• Source records:
——————

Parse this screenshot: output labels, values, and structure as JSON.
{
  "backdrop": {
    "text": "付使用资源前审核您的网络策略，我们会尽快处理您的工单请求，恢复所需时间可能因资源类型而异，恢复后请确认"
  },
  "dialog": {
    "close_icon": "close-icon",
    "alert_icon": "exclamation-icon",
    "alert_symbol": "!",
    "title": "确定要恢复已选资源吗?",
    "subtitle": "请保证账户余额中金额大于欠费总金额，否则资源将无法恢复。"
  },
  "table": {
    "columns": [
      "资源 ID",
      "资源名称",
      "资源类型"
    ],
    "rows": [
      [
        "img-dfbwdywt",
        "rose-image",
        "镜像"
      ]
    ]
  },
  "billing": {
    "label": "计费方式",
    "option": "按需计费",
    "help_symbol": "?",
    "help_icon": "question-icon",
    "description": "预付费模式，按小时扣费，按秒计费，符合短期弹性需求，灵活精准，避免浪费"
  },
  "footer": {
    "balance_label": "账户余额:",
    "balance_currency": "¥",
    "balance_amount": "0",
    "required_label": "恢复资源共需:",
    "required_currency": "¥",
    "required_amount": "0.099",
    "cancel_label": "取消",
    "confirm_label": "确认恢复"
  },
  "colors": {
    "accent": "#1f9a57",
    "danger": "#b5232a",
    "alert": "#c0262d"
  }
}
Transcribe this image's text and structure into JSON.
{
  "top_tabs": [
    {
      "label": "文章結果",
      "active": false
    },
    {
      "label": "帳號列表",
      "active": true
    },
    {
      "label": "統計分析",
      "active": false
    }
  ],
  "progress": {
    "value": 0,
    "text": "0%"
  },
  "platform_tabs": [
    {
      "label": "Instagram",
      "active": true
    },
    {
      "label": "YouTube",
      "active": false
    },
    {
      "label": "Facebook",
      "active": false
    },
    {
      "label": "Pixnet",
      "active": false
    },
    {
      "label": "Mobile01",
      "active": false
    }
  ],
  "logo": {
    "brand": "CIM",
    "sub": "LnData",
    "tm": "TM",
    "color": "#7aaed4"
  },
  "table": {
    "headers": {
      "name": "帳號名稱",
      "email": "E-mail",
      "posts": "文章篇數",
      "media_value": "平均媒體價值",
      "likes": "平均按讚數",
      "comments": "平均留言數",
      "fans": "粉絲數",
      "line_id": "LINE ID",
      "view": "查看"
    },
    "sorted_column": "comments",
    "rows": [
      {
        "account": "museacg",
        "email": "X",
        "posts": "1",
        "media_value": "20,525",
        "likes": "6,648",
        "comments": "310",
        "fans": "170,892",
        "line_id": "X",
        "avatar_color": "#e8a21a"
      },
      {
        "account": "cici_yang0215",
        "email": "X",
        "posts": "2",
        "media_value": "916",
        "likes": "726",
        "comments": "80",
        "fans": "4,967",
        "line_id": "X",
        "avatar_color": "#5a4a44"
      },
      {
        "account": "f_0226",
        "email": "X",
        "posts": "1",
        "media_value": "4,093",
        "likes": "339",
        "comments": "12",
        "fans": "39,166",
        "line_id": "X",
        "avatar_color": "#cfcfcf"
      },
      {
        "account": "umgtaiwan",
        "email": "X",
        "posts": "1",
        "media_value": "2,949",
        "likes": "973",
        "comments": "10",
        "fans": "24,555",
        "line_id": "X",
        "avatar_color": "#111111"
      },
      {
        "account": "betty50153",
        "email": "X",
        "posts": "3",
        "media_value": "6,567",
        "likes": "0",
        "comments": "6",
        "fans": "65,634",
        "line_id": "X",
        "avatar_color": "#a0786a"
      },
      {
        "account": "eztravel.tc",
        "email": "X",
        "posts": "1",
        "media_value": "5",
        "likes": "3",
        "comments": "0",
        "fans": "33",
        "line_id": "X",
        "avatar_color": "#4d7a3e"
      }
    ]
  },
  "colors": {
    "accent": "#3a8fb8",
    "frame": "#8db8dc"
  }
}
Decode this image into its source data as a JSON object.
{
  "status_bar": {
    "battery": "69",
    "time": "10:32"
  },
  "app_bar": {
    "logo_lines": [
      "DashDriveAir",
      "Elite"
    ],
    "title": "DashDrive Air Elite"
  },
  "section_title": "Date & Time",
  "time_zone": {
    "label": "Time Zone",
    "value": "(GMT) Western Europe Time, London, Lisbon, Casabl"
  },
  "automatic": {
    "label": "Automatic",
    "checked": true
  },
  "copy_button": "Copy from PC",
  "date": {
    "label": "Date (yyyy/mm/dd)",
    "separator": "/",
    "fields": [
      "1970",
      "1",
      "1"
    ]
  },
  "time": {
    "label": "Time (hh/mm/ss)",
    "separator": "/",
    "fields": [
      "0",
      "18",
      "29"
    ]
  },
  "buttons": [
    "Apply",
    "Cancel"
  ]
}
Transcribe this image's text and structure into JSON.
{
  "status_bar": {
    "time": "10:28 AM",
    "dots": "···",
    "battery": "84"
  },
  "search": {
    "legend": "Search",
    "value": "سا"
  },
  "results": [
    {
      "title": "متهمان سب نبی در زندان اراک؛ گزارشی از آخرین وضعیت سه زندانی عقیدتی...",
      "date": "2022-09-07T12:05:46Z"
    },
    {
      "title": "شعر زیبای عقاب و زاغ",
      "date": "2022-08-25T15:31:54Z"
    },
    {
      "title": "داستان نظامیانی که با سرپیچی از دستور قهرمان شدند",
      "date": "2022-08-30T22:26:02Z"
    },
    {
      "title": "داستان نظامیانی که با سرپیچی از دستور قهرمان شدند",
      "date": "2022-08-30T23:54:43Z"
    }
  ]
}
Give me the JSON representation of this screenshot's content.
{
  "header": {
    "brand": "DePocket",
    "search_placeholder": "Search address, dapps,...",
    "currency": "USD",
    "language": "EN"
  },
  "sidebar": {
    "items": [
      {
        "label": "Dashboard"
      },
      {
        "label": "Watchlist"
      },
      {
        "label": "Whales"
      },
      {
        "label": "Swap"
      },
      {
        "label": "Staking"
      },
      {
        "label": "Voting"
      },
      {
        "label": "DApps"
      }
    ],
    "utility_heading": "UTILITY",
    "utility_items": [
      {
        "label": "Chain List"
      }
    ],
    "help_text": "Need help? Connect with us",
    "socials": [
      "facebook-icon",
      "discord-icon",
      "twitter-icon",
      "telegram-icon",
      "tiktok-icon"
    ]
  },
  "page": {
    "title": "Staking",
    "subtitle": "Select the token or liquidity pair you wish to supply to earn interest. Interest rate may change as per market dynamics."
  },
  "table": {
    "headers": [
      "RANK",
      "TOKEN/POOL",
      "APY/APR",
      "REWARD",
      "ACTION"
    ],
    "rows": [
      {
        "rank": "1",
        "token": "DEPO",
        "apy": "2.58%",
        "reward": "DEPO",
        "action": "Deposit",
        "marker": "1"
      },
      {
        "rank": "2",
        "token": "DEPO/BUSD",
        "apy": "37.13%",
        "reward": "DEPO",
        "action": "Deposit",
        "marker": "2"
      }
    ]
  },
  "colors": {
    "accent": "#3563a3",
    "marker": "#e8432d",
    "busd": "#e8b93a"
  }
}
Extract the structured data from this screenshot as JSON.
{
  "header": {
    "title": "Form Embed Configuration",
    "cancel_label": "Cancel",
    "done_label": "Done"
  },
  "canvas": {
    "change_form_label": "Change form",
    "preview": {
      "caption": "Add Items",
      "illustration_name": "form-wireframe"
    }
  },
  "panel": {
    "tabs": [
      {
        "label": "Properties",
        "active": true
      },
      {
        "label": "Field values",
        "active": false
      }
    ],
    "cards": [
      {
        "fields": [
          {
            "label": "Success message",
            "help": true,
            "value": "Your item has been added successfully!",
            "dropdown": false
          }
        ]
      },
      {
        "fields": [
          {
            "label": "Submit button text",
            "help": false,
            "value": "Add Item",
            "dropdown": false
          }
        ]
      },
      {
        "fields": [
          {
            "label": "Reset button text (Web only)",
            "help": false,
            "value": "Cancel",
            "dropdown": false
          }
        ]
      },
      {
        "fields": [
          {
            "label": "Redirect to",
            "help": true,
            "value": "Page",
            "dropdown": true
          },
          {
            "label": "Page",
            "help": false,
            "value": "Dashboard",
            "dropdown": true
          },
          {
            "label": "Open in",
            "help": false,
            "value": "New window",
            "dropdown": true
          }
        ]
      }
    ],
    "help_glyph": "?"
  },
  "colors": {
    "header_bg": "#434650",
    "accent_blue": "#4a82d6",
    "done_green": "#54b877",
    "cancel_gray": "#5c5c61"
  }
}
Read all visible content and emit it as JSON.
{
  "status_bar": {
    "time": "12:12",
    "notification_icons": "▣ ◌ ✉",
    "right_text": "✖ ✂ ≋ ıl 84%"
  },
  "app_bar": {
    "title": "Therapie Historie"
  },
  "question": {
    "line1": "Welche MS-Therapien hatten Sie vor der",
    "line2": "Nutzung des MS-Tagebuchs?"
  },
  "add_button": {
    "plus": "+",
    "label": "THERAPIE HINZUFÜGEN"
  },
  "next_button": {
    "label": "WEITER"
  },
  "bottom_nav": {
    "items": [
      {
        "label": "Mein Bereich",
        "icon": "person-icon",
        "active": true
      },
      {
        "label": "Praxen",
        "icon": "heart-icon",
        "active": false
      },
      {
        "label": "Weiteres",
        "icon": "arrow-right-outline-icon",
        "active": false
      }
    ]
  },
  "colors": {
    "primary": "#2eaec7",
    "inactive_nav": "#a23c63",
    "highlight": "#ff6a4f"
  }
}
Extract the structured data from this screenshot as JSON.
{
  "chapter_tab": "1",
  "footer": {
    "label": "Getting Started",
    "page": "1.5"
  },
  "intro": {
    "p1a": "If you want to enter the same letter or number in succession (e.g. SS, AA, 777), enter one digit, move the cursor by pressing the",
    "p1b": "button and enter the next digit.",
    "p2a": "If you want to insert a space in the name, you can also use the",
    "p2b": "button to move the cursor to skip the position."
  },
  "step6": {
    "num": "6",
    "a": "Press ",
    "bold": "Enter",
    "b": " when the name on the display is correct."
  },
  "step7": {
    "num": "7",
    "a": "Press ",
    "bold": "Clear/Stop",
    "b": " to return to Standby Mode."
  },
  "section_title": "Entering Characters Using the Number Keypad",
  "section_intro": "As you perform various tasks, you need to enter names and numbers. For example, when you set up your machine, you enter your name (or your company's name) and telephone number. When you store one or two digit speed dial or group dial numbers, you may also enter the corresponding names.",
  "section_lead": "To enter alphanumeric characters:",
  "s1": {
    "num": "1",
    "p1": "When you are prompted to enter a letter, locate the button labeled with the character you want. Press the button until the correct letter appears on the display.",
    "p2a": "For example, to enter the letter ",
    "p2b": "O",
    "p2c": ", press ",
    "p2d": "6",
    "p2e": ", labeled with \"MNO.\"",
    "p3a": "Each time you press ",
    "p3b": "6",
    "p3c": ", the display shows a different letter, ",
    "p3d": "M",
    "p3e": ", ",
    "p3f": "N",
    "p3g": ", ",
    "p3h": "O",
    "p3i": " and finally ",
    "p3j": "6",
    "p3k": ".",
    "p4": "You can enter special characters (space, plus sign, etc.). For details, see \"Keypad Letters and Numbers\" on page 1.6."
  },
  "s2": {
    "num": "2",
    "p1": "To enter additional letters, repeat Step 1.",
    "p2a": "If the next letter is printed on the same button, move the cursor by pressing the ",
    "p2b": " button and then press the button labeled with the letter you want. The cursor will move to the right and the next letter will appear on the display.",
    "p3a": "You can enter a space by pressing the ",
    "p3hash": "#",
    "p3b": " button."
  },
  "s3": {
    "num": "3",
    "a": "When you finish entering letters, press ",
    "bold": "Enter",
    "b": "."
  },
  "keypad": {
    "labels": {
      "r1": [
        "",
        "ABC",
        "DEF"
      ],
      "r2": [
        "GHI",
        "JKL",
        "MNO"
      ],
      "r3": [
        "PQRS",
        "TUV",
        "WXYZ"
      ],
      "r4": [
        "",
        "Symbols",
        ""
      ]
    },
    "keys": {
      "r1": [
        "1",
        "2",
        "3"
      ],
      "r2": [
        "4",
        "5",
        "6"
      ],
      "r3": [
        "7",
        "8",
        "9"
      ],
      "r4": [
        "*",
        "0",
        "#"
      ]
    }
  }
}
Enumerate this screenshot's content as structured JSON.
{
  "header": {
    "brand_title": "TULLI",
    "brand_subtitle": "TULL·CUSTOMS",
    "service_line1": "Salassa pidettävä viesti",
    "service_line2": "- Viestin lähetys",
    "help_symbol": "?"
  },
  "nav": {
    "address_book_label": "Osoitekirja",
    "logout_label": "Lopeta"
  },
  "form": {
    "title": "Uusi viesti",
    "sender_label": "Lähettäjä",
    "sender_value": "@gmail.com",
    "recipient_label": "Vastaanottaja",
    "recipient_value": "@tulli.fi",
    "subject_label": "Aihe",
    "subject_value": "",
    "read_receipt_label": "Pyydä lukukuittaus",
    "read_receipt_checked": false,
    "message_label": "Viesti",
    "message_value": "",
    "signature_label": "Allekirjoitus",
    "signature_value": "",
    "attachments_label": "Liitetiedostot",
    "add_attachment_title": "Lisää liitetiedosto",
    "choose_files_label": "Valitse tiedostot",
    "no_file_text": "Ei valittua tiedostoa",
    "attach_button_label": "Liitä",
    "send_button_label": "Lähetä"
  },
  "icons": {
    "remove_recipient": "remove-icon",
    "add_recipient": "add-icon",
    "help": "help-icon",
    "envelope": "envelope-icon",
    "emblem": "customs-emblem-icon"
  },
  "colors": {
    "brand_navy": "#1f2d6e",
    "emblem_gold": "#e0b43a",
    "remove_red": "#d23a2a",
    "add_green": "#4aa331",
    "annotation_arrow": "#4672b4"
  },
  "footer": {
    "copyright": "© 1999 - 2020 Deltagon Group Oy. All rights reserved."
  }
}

——————

• Required work:
Go through the records and pull out each line that includes the word "comments".

• Complete response:
      "comments": "平均留言數",
    "sorted_column": "comments",
        "comments": "310",
        "comments": "80",
        "comments": "12",
        "comments": "10",
        "comments": "6",
        "comments": "0",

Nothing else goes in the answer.